Task objective:
Please print all of the material below, word for word.

Given data:

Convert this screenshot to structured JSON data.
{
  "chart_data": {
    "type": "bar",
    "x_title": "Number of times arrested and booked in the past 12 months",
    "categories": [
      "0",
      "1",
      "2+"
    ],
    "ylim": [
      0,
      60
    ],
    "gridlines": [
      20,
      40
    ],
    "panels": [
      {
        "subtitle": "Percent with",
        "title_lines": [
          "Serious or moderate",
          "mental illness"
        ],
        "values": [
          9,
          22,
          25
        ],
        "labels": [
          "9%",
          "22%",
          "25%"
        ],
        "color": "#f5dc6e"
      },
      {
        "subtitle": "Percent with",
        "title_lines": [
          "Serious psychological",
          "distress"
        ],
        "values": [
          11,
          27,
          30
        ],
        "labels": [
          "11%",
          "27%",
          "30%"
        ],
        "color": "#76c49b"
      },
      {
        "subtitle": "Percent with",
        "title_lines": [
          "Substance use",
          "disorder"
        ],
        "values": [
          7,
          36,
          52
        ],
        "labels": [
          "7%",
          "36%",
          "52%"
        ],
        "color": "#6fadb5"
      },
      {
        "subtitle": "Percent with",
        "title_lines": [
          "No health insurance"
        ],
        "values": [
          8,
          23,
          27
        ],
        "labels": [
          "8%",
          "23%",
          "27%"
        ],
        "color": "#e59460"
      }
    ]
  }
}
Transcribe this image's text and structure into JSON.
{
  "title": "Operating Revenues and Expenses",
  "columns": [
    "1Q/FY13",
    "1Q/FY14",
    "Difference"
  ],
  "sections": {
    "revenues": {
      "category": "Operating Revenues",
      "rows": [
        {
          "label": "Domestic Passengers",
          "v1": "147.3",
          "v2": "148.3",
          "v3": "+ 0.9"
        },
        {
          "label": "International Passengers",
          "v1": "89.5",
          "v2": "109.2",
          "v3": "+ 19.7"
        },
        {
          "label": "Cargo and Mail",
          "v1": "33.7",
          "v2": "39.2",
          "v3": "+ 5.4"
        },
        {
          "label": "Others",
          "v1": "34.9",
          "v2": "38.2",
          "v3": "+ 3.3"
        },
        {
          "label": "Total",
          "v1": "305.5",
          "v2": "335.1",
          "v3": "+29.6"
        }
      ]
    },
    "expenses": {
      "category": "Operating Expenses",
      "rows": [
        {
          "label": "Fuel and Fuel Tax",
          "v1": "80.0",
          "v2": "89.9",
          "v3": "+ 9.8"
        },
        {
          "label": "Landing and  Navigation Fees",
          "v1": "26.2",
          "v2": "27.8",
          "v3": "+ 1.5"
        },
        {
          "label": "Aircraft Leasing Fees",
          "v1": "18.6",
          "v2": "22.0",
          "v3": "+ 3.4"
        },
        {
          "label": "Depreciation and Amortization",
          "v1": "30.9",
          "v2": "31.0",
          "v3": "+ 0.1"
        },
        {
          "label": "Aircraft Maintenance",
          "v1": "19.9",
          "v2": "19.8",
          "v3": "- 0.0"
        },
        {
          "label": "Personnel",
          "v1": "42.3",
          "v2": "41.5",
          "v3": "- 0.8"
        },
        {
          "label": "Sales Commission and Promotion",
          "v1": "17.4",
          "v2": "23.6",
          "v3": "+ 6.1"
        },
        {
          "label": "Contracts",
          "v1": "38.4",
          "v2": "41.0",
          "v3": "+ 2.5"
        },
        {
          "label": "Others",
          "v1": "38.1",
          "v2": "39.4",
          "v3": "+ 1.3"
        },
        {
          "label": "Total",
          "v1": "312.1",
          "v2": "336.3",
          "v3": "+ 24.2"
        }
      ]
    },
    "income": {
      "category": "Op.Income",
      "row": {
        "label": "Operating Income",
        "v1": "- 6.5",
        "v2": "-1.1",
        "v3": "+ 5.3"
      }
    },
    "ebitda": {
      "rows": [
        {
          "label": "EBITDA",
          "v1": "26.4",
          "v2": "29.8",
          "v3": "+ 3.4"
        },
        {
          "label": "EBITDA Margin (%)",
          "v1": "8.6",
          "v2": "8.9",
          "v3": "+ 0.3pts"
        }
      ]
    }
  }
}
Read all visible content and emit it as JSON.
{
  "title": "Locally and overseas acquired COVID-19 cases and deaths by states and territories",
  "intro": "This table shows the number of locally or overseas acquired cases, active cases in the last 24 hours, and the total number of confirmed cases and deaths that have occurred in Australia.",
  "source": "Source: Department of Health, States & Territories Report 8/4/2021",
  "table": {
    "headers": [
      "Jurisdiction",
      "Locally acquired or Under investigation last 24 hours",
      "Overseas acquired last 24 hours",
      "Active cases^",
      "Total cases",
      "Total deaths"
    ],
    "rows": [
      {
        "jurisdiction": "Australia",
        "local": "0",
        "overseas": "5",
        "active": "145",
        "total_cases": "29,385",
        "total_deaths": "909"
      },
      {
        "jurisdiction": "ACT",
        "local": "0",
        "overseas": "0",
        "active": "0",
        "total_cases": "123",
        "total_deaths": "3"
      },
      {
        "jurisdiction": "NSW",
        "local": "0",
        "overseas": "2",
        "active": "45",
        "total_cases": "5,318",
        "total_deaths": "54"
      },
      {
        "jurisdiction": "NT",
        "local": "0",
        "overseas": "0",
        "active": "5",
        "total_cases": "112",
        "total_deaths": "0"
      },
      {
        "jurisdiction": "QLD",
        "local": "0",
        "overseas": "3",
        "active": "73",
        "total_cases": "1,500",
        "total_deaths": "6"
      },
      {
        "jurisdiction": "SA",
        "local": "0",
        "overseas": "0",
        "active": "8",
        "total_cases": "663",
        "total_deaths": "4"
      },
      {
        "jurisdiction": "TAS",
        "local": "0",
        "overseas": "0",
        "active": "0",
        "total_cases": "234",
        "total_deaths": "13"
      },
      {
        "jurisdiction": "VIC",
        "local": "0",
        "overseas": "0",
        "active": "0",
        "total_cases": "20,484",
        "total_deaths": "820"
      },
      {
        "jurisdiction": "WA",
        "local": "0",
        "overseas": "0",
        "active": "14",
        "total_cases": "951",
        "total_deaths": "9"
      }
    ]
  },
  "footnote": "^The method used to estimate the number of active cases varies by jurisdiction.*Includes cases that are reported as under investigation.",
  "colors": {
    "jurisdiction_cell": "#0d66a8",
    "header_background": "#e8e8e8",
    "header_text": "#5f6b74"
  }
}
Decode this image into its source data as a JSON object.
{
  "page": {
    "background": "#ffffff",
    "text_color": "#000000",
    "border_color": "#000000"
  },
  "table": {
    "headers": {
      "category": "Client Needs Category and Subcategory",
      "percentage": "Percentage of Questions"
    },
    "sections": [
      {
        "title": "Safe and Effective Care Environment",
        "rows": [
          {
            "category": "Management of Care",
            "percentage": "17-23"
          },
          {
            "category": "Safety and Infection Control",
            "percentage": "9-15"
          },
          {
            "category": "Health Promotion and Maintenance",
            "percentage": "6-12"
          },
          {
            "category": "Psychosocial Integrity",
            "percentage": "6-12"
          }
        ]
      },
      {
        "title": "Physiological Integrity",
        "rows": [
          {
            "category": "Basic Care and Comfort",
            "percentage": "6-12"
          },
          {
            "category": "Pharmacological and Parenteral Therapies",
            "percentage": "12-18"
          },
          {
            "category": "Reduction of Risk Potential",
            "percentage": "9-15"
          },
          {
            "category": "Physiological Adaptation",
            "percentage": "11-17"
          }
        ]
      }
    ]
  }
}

Task output:
Convert this screenshot to structured JSON data.
{
  "chart_data": {
    "type": "bar",
    "x_title": "Number of times arrested and booked in the past 12 months",
    "categories": [
      "0",
      "1",
      "2+"
    ],
    "ylim": [
      0,
      60
    ],
    "gridlines": [
      20,
      40
    ],
    "panels": [
      {
        "subtitle": "Percent with",
        "title_lines": [
          "Serious or moderate",
          "mental illness"
        ],
        "values": [
          9,
          22,
          25
        ],
        "labels": [
          "9%",
          "22%",
          "25%"
        ],
        "color": "#f5dc6e"
      },
      {
        "subtitle": "Percent with",
        "title_lines": [
          "Serious psychological",
          "distress"
        ],
        "values": [
          11,
          27,
          30
        ],
        "labels": [
          "11%",
          "27%",
          "30%"
        ],
        "color": "#76c49b"
      },
      {
        "subtitle": "Percent with",
        "title_lines": [
          "Substance use",
          "disorder"
        ],
        "values": [
          7,
          36,
          52
        ],
        "labels": [
          "7%",
          "36%",
          "52%"
        ],
        "color": "#6fadb5"
      },
      {
        "subtitle": "Percent with",
        "title_lines": [
          "No health insurance"
        ],
        "values": [
          8,
          23,
          27
        ],
        "labels": [
          "8%",
          "23%",
          "27%"
        ],
        "color": "#e59460"
      }
    ]
  }
}
Transcribe this image's text and structure into JSON.
{
  "title": "Operating Revenues and Expenses",
  "columns": [
    "1Q/FY13",
    "1Q/FY14",
    "Difference"
  ],
  "sections": {
    "revenues": {
      "category": "Operating Revenues",
      "rows": [
        {
          "label": "Domestic Passengers",
          "v1": "147.3",
          "v2": "148.3",
          "v3": "+ 0.9"
        },
        {
          "label": "International Passengers",
          "v1": "89.5",
          "v2": "109.2",
          "v3": "+ 19.7"
        },
        {
          "label": "Cargo and Mail",
          "v1": "33.7",
          "v2": "39.2",
          "v3": "+ 5.4"
        },
        {
          "label": "Others",
          "v1": "34.9",
          "v2": "38.2",
          "v3": "+ 3.3"
        },
        {
          "label": "Total",
          "v1": "305.5",
          "v2": "335.1",
          "v3": "+29.6"
        }
      ]
    },
    "expenses": {
      "category": "Operating Expenses",
      "rows": [
        {
          "label": "Fuel and Fuel Tax",
          "v1": "80.0",
          "v2": "89.9",
          "v3": "+ 9.8"
        },
        {
          "label": "Landing and  Navigation Fees",
          "v1": "26.2",
          "v2": "27.8",
          "v3": "+ 1.5"
        },
        {
          "label": "Aircraft Leasing Fees",
          "v1": "18.6",
          "v2": "22.0",
          "v3": "+ 3.4"
        },
        {
          "label": "Depreciation and Amortization",
          "v1": "30.9",
          "v2": "31.0",
          "v3": "+ 0.1"
        },
        {
          "label": "Aircraft Maintenance",
          "v1": "19.9",
          "v2": "19.8",
          "v3": "- 0.0"
        },
        {
          "label": "Personnel",
          "v1": "42.3",
          "v2": "41.5",
          "v3": "- 0.8"
        },
        {
          "label": "Sales Commission and Promotion",
          "v1": "17.4",
          "v2": "23.6",
          "v3": "+ 6.1"
        },
        {
          "label": "Contracts",
          "v1": "38.4",
          "v2": "41.0",
          "v3": "+ 2.5"
        },
        {
          "label": "Others",
          "v1": "38.1",
          "v2": "39.4",
          "v3": "+ 1.3"
        },
        {
          "label": "Total",
          "v1": "312.1",
          "v2": "336.3",
          "v3": "+ 24.2"
        }
      ]
    },
    "income": {
      "category": "Op.Income",
      "row": {
        "label": "Operating Income",
        "v1": "- 6.5",
        "v2": "-1.1",
        "v3": "+ 5.3"
      }
    },
    "ebitda": {
      "rows": [
        {
          "label": "EBITDA",
          "v1": "26.4",
          "v2": "29.8",
          "v3": "+ 3.4"
        },
        {
          "label": "EBITDA Margin (%)",
          "v1": "8.6",
          "v2": "8.9",
          "v3": "+ 0.3pts"
        }
      ]
    }
  }
}
Read all visible content and emit it as JSON.
{
  "title": "Locally and overseas acquired COVID-19 cases and deaths by states and territories",
  "intro": "This table shows the number of locally or overseas acquired cases, active cases in the last 24 hours, and the total number of confirmed cases and deaths that have occurred in Australia.",
  "source": "Source: Department of Health, States & Territories Report 8/4/2021",
  "table": {
    "headers": [
      "Jurisdiction",
      "Locally acquired or Under investigation last 24 hours",
      "Overseas acquired last 24 hours",
      "Active cases^",
      "Total cases",
      "Total deaths"
    ],
    "rows": [
      {
        "jurisdiction": "Australia",
        "local": "0",
        "overseas": "5",
        "active": "145",
        "total_cases": "29,385",
        "total_deaths": "909"
      },
      {
        "jurisdiction": "ACT",
        "local": "0",
        "overseas": "0",
        "active": "0",
        "total_cases": "123",
        "total_deaths": "3"
      },
      {
        "jurisdiction": "NSW",
        "local": "0",
        "overseas": "2",
        "active": "45",
        "total_cases": "5,318",
        "total_deaths": "54"
      },
      {
        "jurisdiction": "NT",
        "local": "0",
        "overseas": "0",
        "active": "5",
        "total_cases": "112",
        "total_deaths": "0"
      },
      {
        "jurisdiction": "QLD",
        "local": "0",
        "overseas": "3",
        "active": "73",
        "total_cases": "1,500",
        "total_deaths": "6"
      },
      {
        "jurisdiction": "SA",
        "local": "0",
        "overseas": "0",
        "active": "8",
        "total_cases": "663",
        "total_deaths": "4"
      },
      {
        "jurisdiction": "TAS",
        "local": "0",
        "overseas": "0",
        "active": "0",
        "total_cases": "234",
        "total_deaths": "13"
      },
      {
        "jurisdiction": "VIC",
        "local": "0",
        "overseas": "0",
        "active": "0",
        "total_cases": "20,484",
        "total_deaths": "820"
      },
      {
        "jurisdiction": "WA",
        "local": "0",
        "overseas": "0",
        "active": "14",
        "total_cases": "951",
        "total_deaths": "9"
      }
    ]
  },
  "footnote": "^The method used to estimate the number of active cases varies by jurisdiction.*Includes cases that are reported as under investigation.",
  "colors": {
    "jurisdiction_cell": "#0d66a8",
    "header_background": "#e8e8e8",
    "header_text": "#5f6b74"
  }
}
Decode this image into its source data as a JSON object.
{
  "page": {
    "background": "#ffffff",
    "text_color": "#000000",
    "border_color": "#000000"
  },
  "table": {
    "headers": {
      "category": "Client Needs Category and Subcategory",
      "percentage": "Percentage of Questions"
    },
    "sections": [
      {
        "title": "Safe and Effective Care Environment",
        "rows": [
          {
            "category": "Management of Care",
            "percentage": "17-23"
          },
          {
            "category": "Safety and Infection Control",
            "percentage": "9-15"
          },
          {
            "category": "Health Promotion and Maintenance",
            "percentage": "6-12"
          },
          {
            "category": "Psychosocial Integrity",
            "percentage": "6-12"
          }
        ]
      },
      {
        "title": "Physiological Integrity",
        "rows": [
          {
            "category": "Basic Care and Comfort",
            "percentage": "6-12"
          },
          {
            "category": "Pharmacological and Parenteral Therapies",
            "percentage": "12-18"
          },
          {
            "category": "Reduction of Risk Potential",
            "percentage": "9-15"
          },
          {
            "category": "Physiological Adaptation",
            "percentage": "11-17"
          }
        ]
      }
    ]
  }
}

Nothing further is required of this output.